What is needed = What is the number of lines containing "text"? Give only that number.

Records provided =

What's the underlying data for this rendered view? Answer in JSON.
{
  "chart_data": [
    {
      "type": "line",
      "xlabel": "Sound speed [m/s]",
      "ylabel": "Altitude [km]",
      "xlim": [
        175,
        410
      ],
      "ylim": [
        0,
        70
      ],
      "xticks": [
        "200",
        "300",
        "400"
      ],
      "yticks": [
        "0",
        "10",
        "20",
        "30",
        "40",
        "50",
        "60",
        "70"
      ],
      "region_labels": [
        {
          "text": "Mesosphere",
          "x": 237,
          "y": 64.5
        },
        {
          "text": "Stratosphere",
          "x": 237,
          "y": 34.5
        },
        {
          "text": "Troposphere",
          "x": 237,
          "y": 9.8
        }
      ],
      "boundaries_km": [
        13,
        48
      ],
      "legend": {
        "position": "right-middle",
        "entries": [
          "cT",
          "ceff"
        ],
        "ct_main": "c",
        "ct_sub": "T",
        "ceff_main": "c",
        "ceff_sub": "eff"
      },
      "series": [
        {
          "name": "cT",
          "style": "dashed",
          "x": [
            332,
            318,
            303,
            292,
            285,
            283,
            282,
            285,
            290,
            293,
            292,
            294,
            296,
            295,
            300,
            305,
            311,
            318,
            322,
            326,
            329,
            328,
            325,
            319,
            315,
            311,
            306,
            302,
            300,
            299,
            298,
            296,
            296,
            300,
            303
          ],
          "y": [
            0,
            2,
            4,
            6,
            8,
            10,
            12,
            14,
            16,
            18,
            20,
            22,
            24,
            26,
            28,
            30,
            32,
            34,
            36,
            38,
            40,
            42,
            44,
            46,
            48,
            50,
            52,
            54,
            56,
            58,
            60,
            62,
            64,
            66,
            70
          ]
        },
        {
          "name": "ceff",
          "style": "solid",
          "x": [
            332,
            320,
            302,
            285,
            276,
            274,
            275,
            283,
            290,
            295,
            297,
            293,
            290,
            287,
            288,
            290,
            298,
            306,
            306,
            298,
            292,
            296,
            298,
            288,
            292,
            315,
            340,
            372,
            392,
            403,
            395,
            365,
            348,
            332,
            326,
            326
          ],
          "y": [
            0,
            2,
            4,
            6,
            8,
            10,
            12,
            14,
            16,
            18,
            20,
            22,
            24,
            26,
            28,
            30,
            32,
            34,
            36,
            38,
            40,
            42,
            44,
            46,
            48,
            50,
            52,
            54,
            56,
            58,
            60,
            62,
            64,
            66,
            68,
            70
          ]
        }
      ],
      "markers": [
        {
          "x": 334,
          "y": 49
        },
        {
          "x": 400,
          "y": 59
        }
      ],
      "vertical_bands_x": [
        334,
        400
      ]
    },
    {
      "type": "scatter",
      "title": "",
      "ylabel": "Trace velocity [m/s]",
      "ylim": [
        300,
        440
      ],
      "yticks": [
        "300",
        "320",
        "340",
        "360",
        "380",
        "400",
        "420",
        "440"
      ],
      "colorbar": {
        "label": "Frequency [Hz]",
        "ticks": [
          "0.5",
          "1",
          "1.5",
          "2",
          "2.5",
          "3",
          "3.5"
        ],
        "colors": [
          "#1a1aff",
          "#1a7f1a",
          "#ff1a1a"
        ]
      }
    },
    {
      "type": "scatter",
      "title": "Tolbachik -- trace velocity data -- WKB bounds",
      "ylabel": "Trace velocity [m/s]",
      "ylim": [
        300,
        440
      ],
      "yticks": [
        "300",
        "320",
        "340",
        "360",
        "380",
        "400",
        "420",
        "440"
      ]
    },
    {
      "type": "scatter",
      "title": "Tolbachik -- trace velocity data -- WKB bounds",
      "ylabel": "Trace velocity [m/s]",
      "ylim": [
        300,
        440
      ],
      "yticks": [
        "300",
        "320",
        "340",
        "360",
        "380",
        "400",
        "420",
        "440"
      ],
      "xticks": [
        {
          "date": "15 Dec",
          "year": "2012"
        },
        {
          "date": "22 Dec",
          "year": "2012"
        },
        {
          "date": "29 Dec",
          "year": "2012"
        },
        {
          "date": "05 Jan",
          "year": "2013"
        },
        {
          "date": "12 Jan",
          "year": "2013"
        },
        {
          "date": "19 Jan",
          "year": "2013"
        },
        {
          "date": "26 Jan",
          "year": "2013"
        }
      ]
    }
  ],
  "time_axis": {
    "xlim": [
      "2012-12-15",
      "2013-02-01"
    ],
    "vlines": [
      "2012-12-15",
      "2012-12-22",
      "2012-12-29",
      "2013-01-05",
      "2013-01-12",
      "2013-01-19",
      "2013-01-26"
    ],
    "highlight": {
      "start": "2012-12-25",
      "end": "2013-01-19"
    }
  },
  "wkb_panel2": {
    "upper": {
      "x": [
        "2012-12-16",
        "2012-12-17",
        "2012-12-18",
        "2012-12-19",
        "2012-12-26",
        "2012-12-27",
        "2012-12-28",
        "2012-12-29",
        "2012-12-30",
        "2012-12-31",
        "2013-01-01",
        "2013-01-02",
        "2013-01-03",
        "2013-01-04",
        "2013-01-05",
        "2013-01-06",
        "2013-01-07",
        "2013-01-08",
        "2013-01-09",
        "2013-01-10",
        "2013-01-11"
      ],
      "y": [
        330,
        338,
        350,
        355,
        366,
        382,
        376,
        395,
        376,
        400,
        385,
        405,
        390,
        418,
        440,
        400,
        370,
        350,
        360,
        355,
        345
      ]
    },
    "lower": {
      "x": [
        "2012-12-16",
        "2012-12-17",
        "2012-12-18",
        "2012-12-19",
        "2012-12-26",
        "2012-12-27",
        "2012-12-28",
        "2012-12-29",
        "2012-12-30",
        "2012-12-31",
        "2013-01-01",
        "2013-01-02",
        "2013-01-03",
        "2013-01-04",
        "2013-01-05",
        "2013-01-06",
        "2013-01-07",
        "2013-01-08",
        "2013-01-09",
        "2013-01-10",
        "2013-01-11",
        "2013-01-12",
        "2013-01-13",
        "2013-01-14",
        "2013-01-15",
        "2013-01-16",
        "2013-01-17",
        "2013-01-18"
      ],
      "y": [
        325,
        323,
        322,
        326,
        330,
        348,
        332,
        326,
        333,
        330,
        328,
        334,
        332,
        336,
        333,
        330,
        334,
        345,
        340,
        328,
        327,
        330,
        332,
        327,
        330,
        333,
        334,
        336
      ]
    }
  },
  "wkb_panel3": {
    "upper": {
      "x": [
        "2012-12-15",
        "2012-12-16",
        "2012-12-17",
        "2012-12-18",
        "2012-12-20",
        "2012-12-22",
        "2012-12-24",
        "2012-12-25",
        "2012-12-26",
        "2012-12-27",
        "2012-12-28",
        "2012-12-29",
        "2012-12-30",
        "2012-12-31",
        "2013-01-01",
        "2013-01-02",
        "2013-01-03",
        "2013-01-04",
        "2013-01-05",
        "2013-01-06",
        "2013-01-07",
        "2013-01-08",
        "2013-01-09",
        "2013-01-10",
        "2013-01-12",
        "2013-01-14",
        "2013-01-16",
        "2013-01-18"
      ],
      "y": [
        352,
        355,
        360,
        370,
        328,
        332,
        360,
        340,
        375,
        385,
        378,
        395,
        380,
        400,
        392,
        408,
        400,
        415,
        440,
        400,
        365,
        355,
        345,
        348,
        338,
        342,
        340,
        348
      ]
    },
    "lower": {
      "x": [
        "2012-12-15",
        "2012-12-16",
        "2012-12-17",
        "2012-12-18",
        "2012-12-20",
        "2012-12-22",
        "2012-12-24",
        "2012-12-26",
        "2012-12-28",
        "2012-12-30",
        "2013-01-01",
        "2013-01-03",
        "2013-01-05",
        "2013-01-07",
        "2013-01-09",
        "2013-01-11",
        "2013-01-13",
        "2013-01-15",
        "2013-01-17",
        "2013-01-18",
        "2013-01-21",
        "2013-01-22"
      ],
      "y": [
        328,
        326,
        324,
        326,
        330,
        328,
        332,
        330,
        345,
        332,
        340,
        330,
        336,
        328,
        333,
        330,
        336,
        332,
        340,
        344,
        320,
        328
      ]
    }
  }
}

Response to this exercise = 3